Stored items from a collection
··········

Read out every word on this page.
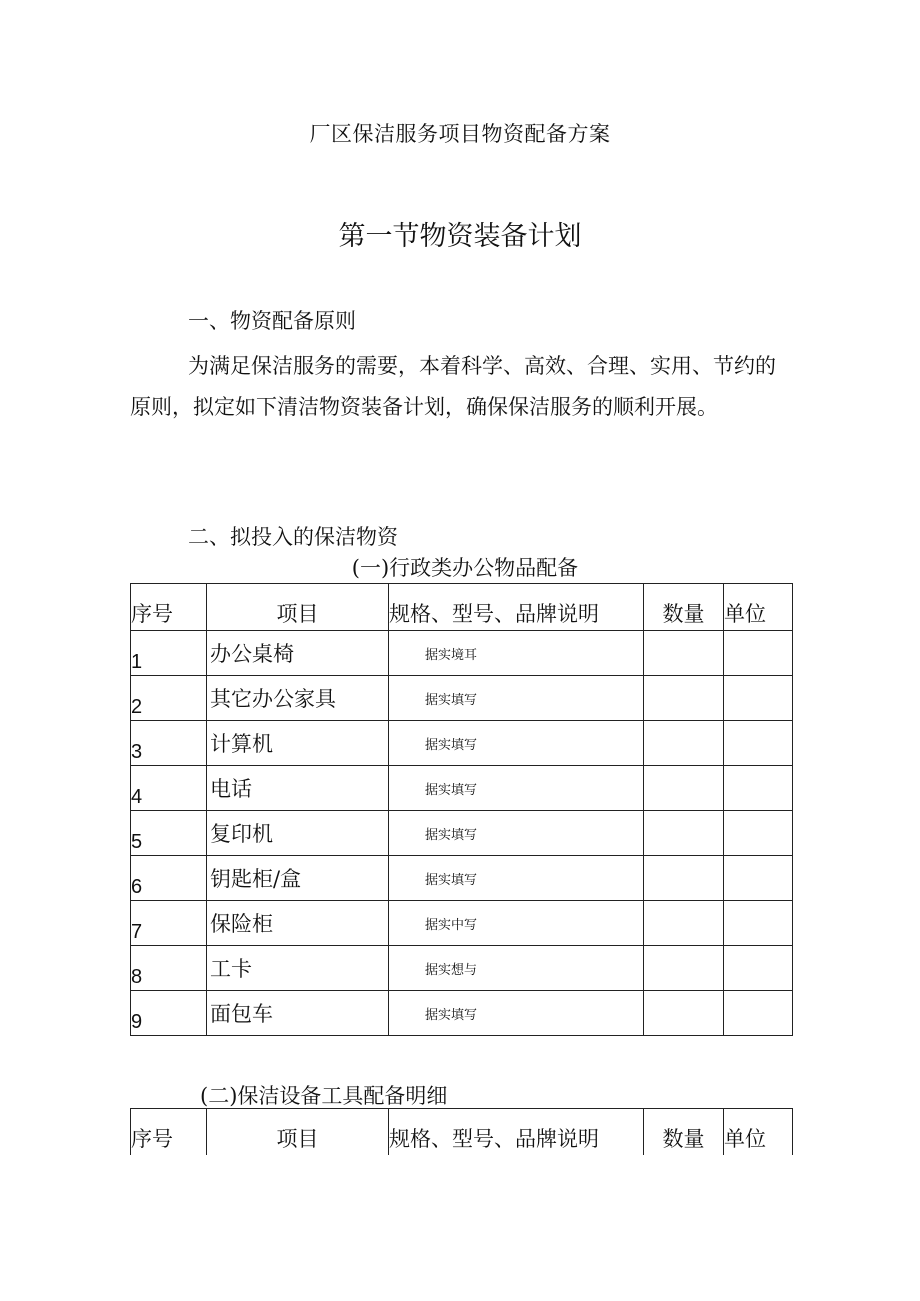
厂区保洁服务项目物资配备方案
第一节物资装备计划
一、物资配备原则
为满足保洁服务的需要，本着科学、高效、合理、实用、节约的原则，拟定如下清洁物资装备计划，确保保洁服务的顺利开展。
二、拟投入的保洁物资
(一)行政类办公物品配备
序号	项目	规格、型号、品牌说明	数量	单位
1	办公桌椅	据实境耳		
2	其它办公家具	据实填写		
3	计算机	据实填写		
4	电话	据实填写		
5	复印机	据实填写		
6	钥匙柜/盒	据实填写		
7	保险柜	据实中写		
8	工卡	据实想与		
9	面包车	据实填写		
(二)保洁设备工具配备明细
序号	项目	规格、型号、品牌说明	数量	单位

··········

Print each entry shown above with exact wording and no pictures.

Read out every word on this page.
厂区保洁服务项目物资配备方案
第一节物资装备计划
一、物资配备原则
为满足保洁服务的需要，本着科学、高效、合理、实用、节约的原则，拟定如下清洁物资装备计划，确保保洁服务的顺利开展。
二、拟投入的保洁物资
(一)行政类办公物品配备
序号	项目	规格、型号、品牌说明	数量	单位
1	办公桌椅	据实境耳		
2	其它办公家具	据实填写		
3	计算机	据实填写		
4	电话	据实填写		
5	复印机	据实填写		
6	钥匙柜/盒	据实填写		
7	保险柜	据实中写		
8	工卡	据实想与		
9	面包车	据实填写		
(二)保洁设备工具配备明细
序号	项目	规格、型号、品牌说明	数量	单位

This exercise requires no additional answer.